--- What you have to do ---
Select every line below containing the word "Gene".

■ ■ ■ ■ ■

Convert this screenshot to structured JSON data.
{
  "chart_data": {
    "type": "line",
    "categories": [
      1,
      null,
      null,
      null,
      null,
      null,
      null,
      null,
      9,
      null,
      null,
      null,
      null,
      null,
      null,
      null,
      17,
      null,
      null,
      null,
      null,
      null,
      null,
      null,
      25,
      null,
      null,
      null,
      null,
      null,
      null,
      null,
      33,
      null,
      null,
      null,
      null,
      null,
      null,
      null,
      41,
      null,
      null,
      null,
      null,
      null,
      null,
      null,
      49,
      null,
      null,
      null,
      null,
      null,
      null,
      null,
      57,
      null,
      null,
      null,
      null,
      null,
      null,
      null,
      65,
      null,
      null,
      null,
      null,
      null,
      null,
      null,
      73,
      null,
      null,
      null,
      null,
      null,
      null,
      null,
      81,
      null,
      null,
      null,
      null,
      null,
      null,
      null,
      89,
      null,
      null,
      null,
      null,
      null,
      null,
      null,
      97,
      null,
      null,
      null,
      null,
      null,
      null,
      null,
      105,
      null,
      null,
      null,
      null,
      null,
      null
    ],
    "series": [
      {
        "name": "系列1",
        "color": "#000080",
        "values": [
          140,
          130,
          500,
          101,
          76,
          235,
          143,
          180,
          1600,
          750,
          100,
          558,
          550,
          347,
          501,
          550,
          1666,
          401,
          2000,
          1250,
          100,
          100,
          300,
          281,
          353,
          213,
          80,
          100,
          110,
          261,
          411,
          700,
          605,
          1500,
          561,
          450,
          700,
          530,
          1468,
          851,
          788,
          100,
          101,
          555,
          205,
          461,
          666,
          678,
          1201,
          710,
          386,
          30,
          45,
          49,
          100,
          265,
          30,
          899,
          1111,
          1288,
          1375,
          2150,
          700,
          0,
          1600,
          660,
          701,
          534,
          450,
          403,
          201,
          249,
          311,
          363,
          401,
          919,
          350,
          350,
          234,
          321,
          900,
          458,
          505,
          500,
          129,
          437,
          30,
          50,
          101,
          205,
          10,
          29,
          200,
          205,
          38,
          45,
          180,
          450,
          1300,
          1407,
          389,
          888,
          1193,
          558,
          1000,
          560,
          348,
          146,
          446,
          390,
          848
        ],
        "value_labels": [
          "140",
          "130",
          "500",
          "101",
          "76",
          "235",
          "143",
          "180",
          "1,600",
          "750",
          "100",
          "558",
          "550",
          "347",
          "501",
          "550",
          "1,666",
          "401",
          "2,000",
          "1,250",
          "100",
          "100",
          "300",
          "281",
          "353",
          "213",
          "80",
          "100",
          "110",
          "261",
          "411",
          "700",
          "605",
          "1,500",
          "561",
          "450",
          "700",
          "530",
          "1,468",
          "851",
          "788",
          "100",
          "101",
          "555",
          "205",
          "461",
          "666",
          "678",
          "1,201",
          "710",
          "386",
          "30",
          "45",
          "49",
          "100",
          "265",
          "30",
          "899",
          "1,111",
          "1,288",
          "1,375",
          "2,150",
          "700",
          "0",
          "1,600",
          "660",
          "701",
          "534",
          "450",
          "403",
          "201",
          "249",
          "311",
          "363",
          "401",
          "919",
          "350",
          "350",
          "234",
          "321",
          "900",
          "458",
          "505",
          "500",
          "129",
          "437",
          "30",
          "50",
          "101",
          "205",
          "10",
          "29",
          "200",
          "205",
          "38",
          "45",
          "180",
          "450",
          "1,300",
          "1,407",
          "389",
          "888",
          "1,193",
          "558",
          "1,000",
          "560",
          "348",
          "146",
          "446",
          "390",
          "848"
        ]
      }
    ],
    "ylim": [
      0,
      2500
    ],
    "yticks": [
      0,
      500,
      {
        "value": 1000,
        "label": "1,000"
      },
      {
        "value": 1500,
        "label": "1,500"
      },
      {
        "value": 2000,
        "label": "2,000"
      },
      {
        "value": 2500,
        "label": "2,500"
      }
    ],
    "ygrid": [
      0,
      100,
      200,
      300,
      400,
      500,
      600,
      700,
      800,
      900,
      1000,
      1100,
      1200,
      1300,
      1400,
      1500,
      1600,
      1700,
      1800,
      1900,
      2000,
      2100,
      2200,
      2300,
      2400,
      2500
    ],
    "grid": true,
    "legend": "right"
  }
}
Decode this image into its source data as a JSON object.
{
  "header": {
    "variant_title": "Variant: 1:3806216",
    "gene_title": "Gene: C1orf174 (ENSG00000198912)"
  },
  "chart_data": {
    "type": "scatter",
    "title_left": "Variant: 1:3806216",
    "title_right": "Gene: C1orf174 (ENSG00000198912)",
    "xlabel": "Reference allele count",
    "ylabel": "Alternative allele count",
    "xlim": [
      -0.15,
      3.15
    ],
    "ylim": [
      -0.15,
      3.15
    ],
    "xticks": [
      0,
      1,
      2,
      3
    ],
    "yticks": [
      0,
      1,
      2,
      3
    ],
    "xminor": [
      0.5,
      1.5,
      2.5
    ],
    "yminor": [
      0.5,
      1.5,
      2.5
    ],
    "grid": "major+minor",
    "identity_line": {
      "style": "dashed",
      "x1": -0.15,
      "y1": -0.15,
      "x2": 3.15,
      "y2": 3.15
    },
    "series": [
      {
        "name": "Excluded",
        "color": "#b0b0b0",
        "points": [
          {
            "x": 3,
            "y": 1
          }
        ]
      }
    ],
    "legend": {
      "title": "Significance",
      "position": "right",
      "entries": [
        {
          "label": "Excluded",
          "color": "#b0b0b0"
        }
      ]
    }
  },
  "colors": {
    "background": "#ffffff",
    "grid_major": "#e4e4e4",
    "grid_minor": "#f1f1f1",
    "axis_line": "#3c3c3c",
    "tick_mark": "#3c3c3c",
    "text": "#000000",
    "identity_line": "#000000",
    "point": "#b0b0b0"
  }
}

■ ■ ■ ■ ■

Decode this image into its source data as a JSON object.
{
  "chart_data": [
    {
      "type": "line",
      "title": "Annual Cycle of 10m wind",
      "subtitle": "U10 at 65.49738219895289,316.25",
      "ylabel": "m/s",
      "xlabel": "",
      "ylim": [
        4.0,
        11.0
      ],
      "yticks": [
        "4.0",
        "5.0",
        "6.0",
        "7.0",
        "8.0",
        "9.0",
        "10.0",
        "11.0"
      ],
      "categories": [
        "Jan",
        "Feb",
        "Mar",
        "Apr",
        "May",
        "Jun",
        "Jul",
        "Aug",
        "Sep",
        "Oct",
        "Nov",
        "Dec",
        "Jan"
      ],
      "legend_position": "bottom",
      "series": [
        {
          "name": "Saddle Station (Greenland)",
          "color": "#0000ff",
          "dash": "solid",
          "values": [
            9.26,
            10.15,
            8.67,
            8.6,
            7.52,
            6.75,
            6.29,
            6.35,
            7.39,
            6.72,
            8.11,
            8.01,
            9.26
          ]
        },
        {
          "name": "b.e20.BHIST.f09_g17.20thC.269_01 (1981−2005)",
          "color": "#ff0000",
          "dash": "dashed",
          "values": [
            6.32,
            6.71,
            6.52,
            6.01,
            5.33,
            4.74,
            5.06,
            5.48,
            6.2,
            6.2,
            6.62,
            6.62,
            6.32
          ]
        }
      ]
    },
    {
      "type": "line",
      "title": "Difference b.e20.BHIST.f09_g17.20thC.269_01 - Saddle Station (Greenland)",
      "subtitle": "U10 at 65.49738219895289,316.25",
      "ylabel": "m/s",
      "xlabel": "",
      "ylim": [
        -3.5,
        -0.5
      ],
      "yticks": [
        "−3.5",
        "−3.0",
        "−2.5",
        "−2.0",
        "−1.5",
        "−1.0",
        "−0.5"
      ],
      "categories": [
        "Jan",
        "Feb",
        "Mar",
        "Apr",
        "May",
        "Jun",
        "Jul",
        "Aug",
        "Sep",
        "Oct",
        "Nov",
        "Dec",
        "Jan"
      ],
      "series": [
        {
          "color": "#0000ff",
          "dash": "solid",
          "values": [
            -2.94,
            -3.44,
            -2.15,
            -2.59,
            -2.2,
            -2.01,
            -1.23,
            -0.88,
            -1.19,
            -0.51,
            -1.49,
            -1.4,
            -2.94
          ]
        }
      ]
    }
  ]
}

■ ■ ■ ■ ■

--- Result ---
    "gene_title": "Gene: C1orf174 (ENSG00000198912)"
    "title_right": "Gene: C1orf174 (ENSG00000198912)",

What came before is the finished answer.